Begin

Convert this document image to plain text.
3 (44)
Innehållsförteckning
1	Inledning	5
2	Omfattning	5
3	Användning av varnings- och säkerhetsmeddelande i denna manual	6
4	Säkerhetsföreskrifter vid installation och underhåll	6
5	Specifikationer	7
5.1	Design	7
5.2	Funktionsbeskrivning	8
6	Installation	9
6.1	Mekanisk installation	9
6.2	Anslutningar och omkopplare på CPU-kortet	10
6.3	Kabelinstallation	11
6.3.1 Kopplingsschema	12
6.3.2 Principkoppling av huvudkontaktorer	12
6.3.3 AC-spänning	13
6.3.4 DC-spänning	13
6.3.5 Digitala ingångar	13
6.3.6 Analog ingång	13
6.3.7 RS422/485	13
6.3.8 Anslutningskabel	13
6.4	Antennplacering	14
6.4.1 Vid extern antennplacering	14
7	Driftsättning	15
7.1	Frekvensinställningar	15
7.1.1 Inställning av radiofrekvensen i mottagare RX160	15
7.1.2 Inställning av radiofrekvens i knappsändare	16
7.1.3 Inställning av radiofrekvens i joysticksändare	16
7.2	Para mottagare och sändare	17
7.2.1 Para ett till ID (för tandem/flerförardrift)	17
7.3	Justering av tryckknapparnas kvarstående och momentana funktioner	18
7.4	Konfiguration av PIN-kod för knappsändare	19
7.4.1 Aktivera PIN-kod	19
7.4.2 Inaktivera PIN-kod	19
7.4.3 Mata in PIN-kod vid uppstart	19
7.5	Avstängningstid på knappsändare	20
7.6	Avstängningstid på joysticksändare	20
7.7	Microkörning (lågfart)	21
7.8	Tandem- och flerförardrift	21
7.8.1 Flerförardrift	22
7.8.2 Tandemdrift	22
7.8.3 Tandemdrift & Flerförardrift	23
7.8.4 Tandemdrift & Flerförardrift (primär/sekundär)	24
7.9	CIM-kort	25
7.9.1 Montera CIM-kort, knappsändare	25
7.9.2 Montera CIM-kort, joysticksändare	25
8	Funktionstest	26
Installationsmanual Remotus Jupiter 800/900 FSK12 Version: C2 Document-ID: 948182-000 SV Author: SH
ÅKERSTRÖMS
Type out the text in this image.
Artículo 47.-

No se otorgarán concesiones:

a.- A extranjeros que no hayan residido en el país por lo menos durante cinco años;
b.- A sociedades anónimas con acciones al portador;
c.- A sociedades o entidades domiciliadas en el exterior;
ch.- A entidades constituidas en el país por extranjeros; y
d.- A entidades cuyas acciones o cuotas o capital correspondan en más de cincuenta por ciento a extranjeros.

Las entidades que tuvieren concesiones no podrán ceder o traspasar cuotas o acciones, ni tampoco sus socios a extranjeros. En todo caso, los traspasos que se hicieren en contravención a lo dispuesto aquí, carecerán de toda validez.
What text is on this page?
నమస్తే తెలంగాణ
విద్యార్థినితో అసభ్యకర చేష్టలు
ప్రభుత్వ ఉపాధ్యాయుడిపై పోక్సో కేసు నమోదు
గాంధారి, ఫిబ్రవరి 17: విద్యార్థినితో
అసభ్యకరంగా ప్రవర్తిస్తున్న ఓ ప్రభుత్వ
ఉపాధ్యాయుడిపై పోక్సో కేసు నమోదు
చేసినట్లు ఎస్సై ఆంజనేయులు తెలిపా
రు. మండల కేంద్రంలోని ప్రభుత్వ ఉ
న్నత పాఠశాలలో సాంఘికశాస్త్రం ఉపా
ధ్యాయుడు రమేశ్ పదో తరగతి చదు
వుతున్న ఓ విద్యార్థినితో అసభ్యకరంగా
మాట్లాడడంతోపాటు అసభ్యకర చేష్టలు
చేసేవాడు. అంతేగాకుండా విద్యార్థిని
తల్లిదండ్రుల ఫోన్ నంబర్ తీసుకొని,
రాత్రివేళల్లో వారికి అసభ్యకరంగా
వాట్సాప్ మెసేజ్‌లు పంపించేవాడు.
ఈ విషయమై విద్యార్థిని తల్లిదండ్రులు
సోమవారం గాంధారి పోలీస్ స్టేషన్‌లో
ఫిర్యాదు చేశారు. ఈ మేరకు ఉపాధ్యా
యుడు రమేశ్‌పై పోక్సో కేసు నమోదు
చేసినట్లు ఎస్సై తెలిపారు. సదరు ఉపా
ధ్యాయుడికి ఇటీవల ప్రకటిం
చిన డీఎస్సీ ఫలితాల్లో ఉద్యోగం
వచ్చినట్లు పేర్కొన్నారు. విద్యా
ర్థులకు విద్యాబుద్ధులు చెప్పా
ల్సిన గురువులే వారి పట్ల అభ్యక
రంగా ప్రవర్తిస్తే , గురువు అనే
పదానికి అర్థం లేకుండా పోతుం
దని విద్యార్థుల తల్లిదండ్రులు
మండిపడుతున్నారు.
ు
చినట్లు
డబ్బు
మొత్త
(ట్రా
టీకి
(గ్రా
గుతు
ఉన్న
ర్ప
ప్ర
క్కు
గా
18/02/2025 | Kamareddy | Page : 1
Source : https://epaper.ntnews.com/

End
Begin

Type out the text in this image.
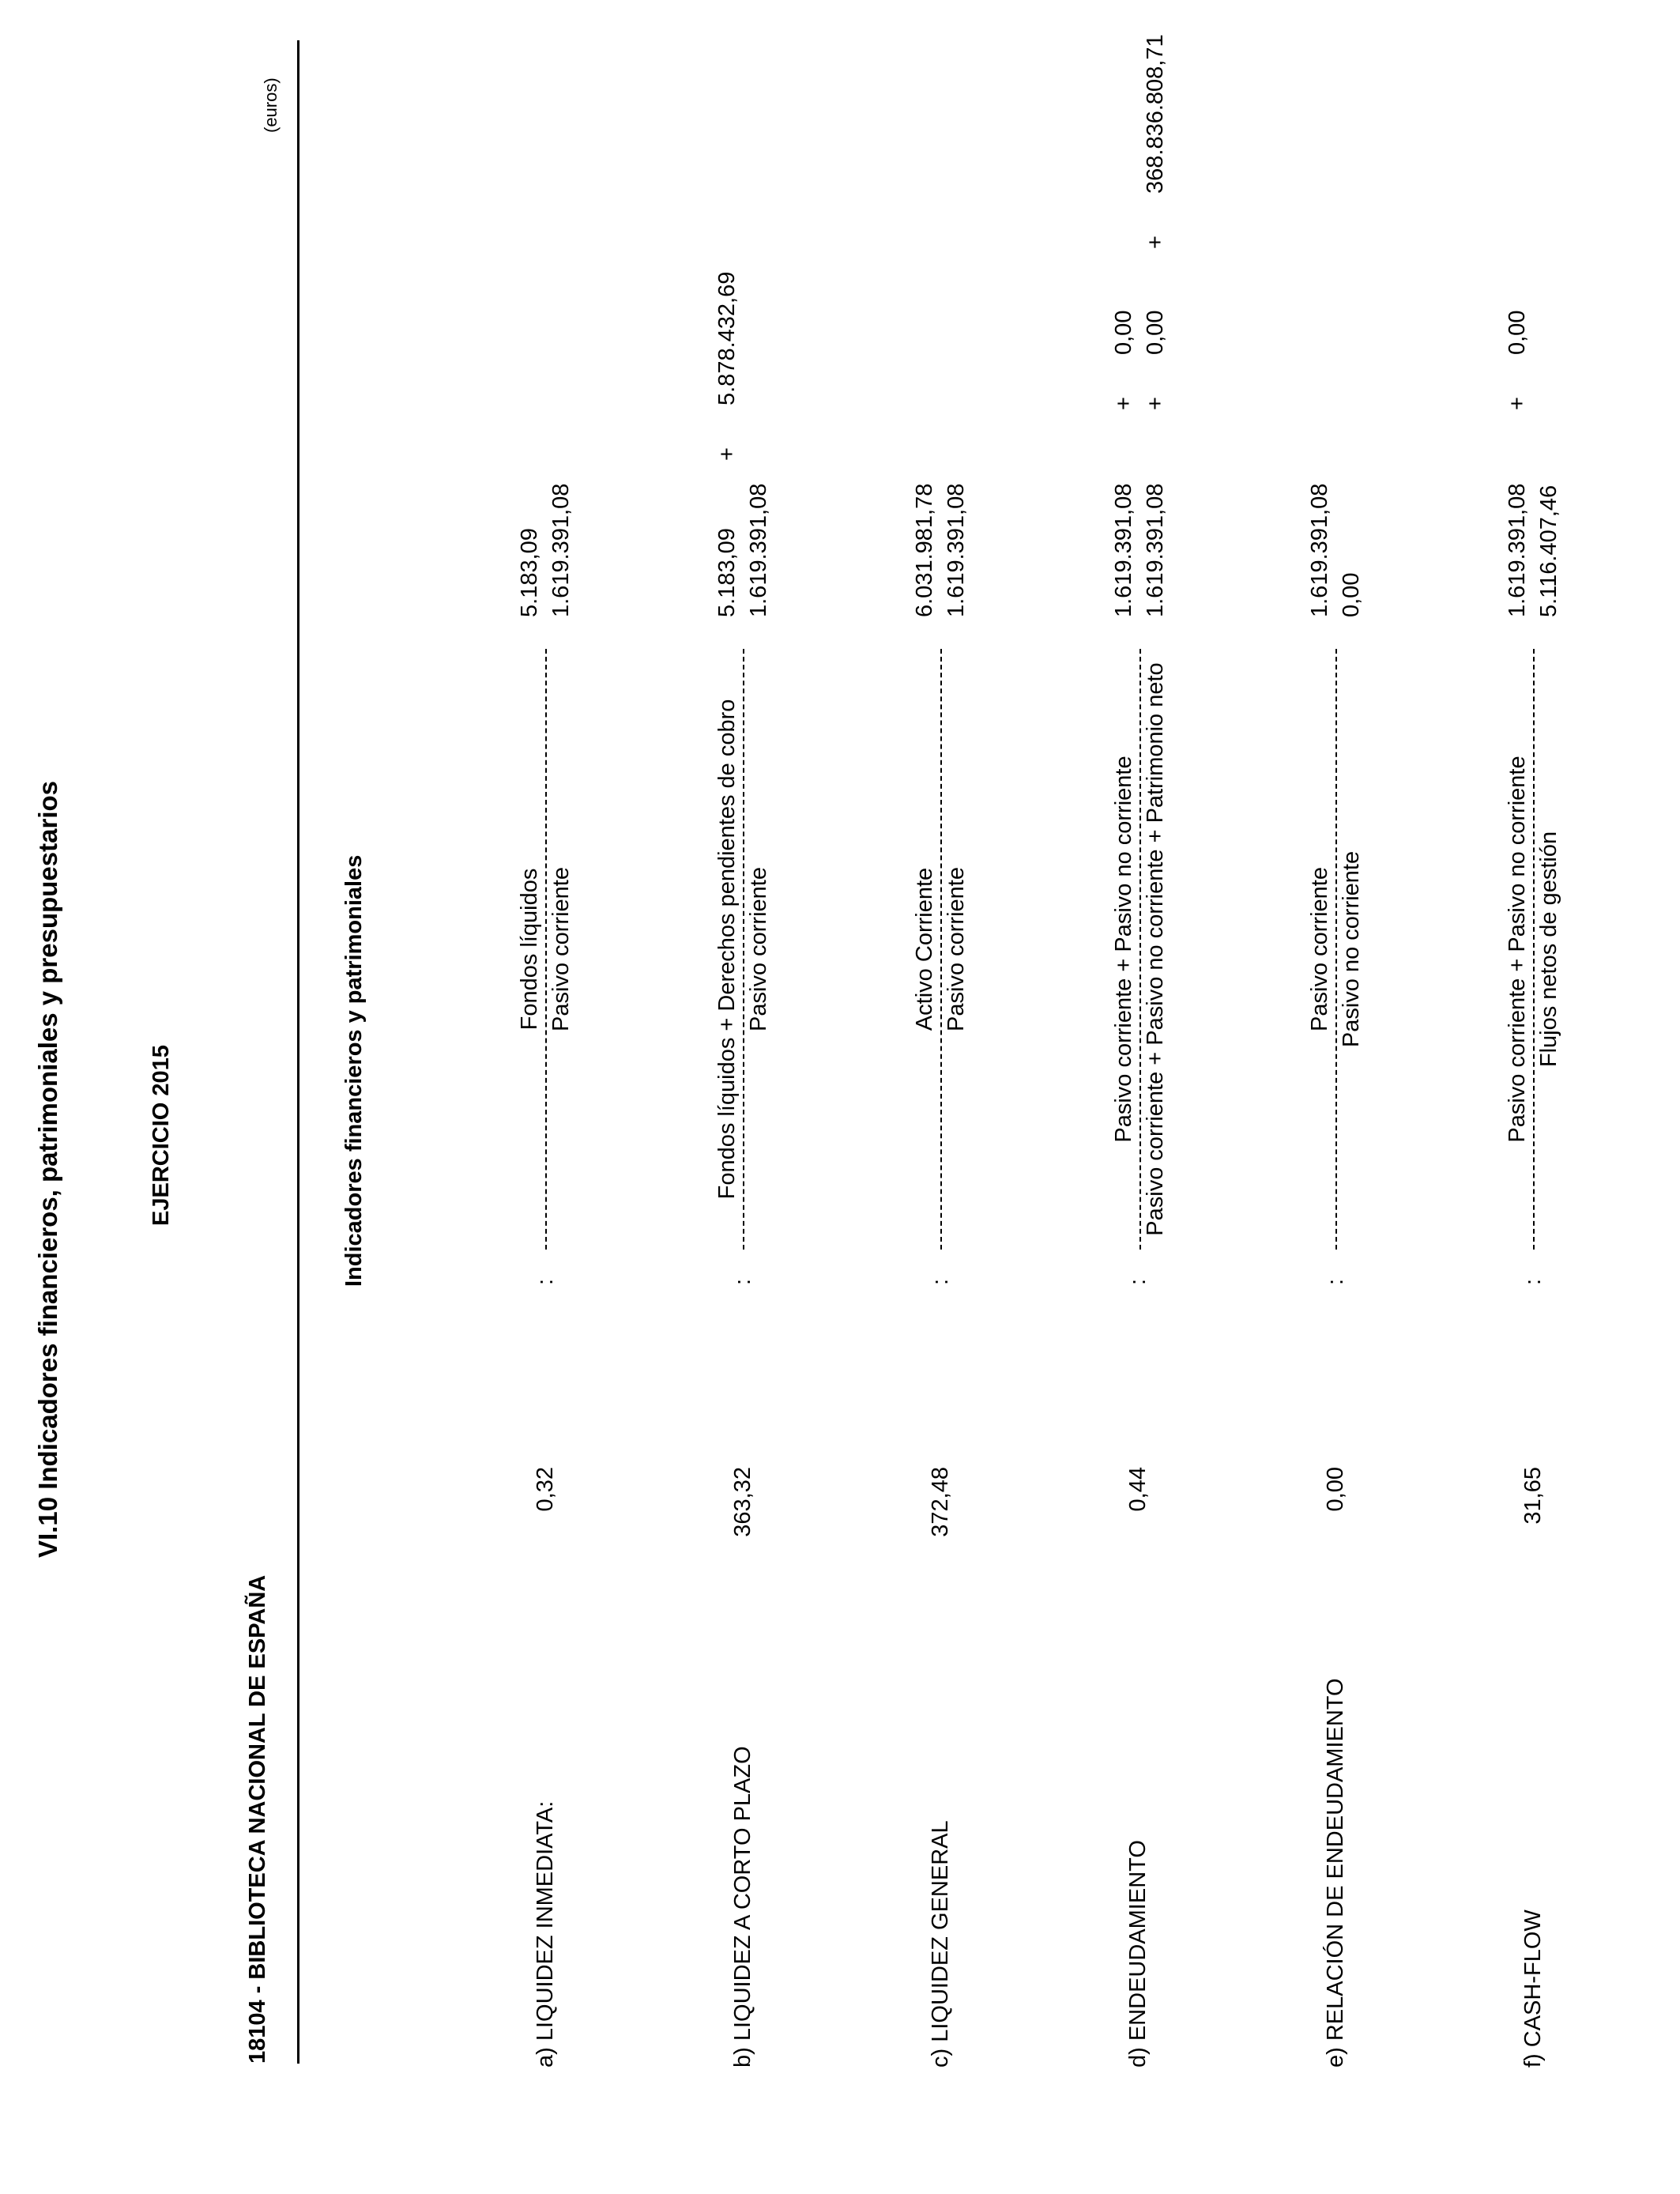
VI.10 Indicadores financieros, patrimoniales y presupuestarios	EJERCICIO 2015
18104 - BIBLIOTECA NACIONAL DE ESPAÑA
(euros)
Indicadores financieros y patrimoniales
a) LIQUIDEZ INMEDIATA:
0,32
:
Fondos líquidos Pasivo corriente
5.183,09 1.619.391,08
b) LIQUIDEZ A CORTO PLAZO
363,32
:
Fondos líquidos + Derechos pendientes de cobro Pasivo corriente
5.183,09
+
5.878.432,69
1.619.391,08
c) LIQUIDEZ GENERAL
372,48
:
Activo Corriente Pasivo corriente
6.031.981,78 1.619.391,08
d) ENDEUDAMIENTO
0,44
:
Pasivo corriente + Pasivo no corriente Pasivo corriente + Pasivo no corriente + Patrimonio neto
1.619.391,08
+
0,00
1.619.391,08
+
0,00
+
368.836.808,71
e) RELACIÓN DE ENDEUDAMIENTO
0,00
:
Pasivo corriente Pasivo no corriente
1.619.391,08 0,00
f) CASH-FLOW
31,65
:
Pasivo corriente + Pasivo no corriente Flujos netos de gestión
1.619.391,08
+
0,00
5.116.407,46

End
Begin

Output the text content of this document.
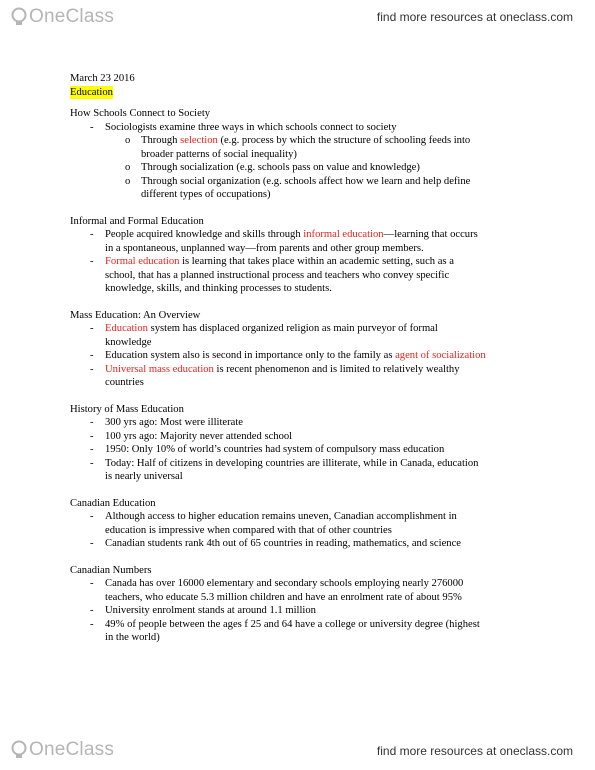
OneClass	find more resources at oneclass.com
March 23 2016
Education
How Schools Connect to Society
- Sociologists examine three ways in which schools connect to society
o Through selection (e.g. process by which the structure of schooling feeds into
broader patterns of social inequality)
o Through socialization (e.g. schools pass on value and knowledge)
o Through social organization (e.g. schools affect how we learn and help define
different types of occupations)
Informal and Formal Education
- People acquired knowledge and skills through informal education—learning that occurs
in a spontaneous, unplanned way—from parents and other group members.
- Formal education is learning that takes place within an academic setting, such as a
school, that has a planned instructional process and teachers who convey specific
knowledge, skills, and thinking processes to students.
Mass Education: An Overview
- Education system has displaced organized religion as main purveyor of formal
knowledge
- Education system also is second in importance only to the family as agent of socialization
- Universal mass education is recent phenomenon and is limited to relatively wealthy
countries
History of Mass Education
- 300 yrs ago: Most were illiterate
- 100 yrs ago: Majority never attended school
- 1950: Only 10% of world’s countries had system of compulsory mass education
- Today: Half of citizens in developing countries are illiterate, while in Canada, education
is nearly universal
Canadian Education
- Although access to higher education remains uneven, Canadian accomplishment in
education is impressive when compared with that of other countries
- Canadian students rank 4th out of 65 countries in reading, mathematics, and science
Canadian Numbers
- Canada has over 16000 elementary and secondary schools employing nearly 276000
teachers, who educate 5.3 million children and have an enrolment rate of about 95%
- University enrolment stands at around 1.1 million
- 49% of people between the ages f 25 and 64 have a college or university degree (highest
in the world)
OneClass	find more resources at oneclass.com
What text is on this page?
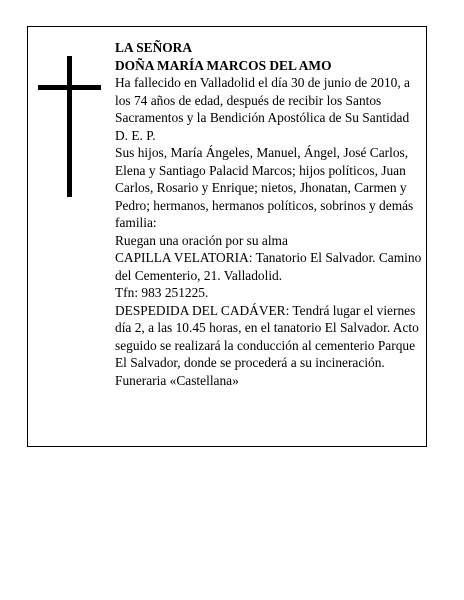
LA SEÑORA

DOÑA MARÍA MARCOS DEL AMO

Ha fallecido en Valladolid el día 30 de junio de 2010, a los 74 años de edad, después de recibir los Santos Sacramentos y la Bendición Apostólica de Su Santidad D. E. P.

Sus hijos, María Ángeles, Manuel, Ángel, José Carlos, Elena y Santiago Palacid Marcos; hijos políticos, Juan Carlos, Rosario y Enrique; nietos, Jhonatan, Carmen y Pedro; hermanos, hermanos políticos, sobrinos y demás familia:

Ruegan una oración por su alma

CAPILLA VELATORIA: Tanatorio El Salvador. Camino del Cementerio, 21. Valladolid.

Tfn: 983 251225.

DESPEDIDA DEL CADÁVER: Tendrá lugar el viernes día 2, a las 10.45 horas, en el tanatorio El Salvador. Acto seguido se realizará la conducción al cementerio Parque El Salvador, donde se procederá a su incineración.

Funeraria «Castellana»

End

=== Aim of the task ===
Copy each line holding the word "concesiones" from the listing above.

=== Complete answer ===
No se otorgarán concesiones:
Las entidades que tuvieren concesiones no podrán ceder o traspasar cuotas o acciones, ni tampoco sus socios a extranjeros. En todo caso, los traspasos que se hicieren en contravención a lo dispuesto aquí, carecerán de toda validez.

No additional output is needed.